- **EXERCISE INSTRUCTIONS**
Images excluded, repeat each entry below exactly.

- **DATA SHOWN**
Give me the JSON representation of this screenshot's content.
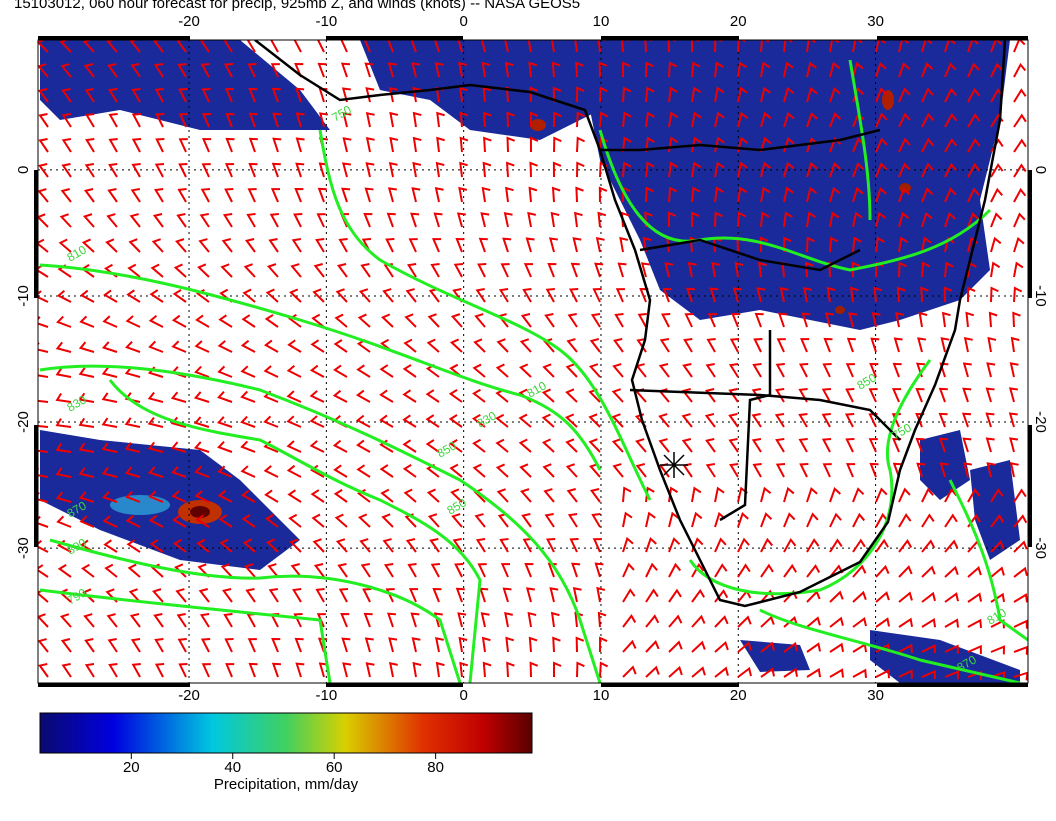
{
  "header": {
    "title": "15103012, 060 hour forecast for precip, 925mb Z, and winds (knots) -- NASA GEOS5"
  },
  "map": {
    "lonlim": [
      -31,
      41.1
    ],
    "latlim": [
      10.3,
      -40.7
    ],
    "lon_ticks": [
      -20,
      -10,
      0,
      10,
      20,
      30
    ],
    "lat_ticks": [
      0,
      -10,
      -20,
      -30
    ],
    "contour_labels": [
      "750",
      "810",
      "830",
      "850",
      "870",
      "890",
      "790",
      "810",
      "850",
      "830",
      "750",
      "850",
      "810",
      "870"
    ]
  },
  "colorbar": {
    "lim": [
      2,
      99
    ],
    "ticks": [
      20,
      40,
      60,
      80
    ],
    "label": "Precipitation, mm/day"
  }
}
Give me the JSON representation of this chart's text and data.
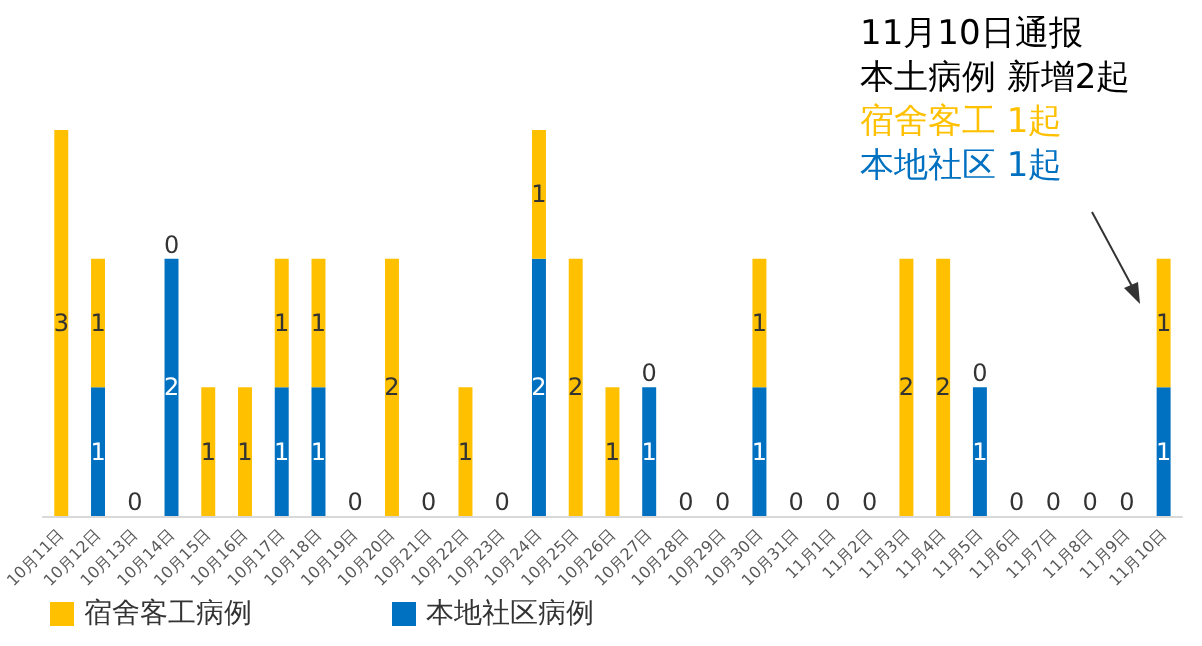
{
  "chart_data": {
    "type": "bar",
    "stacked": true,
    "legend": "bottom left",
    "categories": [
      "10月11日",
      "10月12日",
      "10月13日",
      "10月14日",
      "10月15日",
      "10月16日",
      "10月17日",
      "10月18日",
      "10月19日",
      "10月20日",
      "10月21日",
      "10月22日",
      "10月23日",
      "10月24日",
      "10月25日",
      "10月26日",
      "10月27日",
      "10月28日",
      "10月29日",
      "10月30日",
      "10月31日",
      "11月1日",
      "11月2日",
      "11月3日",
      "11月4日",
      "11月5日",
      "11月6日",
      "11月7日",
      "11月8日",
      "11月9日",
      "11月10日"
    ],
    "series": [
      {
        "name": "本地社区病例",
        "color": "#0070c0",
        "values": [
          0,
          1,
          0,
          2,
          0,
          0,
          1,
          1,
          0,
          0,
          0,
          0,
          0,
          2,
          0,
          0,
          1,
          0,
          0,
          1,
          0,
          0,
          0,
          0,
          0,
          1,
          0,
          0,
          0,
          0,
          1
        ],
        "value_labels": [
          null,
          "1",
          "0",
          "2",
          null,
          null,
          "1",
          "1",
          "0",
          null,
          "0",
          null,
          "0",
          "2",
          null,
          null,
          "1",
          "0",
          "0",
          "1",
          "0",
          "0",
          "0",
          null,
          null,
          "1",
          "0",
          "0",
          "0",
          "0",
          "1"
        ]
      },
      {
        "name": "宿舍客工病例",
        "color": "#ffc000",
        "values": [
          3,
          1,
          0,
          0,
          1,
          1,
          1,
          1,
          0,
          2,
          0,
          1,
          0,
          1,
          2,
          1,
          0,
          0,
          0,
          1,
          0,
          0,
          0,
          2,
          2,
          0,
          0,
          0,
          0,
          0,
          1
        ],
        "value_labels": [
          "3",
          "1",
          null,
          "0",
          "1",
          "1",
          "1",
          "1",
          null,
          "2",
          null,
          "1",
          null,
          "1",
          "2",
          "1",
          "0",
          null,
          null,
          "1",
          null,
          null,
          null,
          "2",
          "2",
          "0",
          null,
          null,
          null,
          null,
          "1"
        ]
      }
    ],
    "annotations": [
      "11月10日通报",
      "本土病例 新增2起",
      "宿舍客工 1起",
      "本地社区 1起"
    ]
  }
}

- **CORRECT OUTPUT**
Give me the JSON representation of this screenshot's content.
{
  "header": {
    "title": "15103012, 060 hour forecast for precip, 925mb Z, and winds (knots) -- NASA GEOS5"
  },
  "map": {
    "lonlim": [
      -31,
      41.1
    ],
    "latlim": [
      10.3,
      -40.7
    ],
    "lon_ticks": [
      -20,
      -10,
      0,
      10,
      20,
      30
    ],
    "lat_ticks": [
      0,
      -10,
      -20,
      -30
    ],
    "contour_labels": [
      "750",
      "810",
      "830",
      "850",
      "870",
      "890",
      "790",
      "810",
      "850",
      "830",
      "750",
      "850",
      "810",
      "870"
    ]
  },
  "colorbar": {
    "lim": [
      2,
      99
    ],
    "ticks": [
      20,
      40,
      60,
      80
    ],
    "label": "Precipitation, mm/day"
  }
}
Give me the JSON representation of this chart's text and data.
{
  "chart_data": {
    "type": "bar",
    "stacked": true,
    "legend": "bottom left",
    "categories": [
      "10月11日",
      "10月12日",
      "10月13日",
      "10月14日",
      "10月15日",
      "10月16日",
      "10月17日",
      "10月18日",
      "10月19日",
      "10月20日",
      "10月21日",
      "10月22日",
      "10月23日",
      "10月24日",
      "10月25日",
      "10月26日",
      "10月27日",
      "10月28日",
      "10月29日",
      "10月30日",
      "10月31日",
      "11月1日",
      "11月2日",
      "11月3日",
      "11月4日",
      "11月5日",
      "11月6日",
      "11月7日",
      "11月8日",
      "11月9日",
      "11月10日"
    ],
    "series": [
      {
        "name": "本地社区病例",
        "color": "#0070c0",
        "values": [
          0,
          1,
          0,
          2,
          0,
          0,
          1,
          1,
          0,
          0,
          0,
          0,
          0,
          2,
          0,
          0,
          1,
          0,
          0,
          1,
          0,
          0,
          0,
          0,
          0,
          1,
          0,
          0,
          0,
          0,
          1
        ],
        "value_labels": [
          null,
          "1",
          "0",
          "2",
          null,
          null,
          "1",
          "1",
          "0",
          null,
          "0",
          null,
          "0",
          "2",
          null,
          null,
          "1",
          "0",
          "0",
          "1",
          "0",
          "0",
          "0",
          null,
          null,
          "1",
          "0",
          "0",
          "0",
          "0",
          "1"
        ]
      },
      {
        "name": "宿舍客工病例",
        "color": "#ffc000",
        "values": [
          3,
          1,
          0,
          0,
          1,
          1,
          1,
          1,
          0,
          2,
          0,
          1,
          0,
          1,
          2,
          1,
          0,
          0,
          0,
          1,
          0,
          0,
          0,
          2,
          2,
          0,
          0,
          0,
          0,
          0,
          1
        ],
        "value_labels": [
          "3",
          "1",
          null,
          "0",
          "1",
          "1",
          "1",
          "1",
          null,
          "2",
          null,
          "1",
          null,
          "1",
          "2",
          "1",
          "0",
          null,
          null,
          "1",
          null,
          null,
          null,
          "2",
          "2",
          "0",
          null,
          null,
          null,
          null,
          "1"
        ]
      }
    ],
    "annotations": [
      "11月10日通报",
      "本土病例 新增2起",
      "宿舍客工 1起",
      "本地社区 1起"
    ]
  }
}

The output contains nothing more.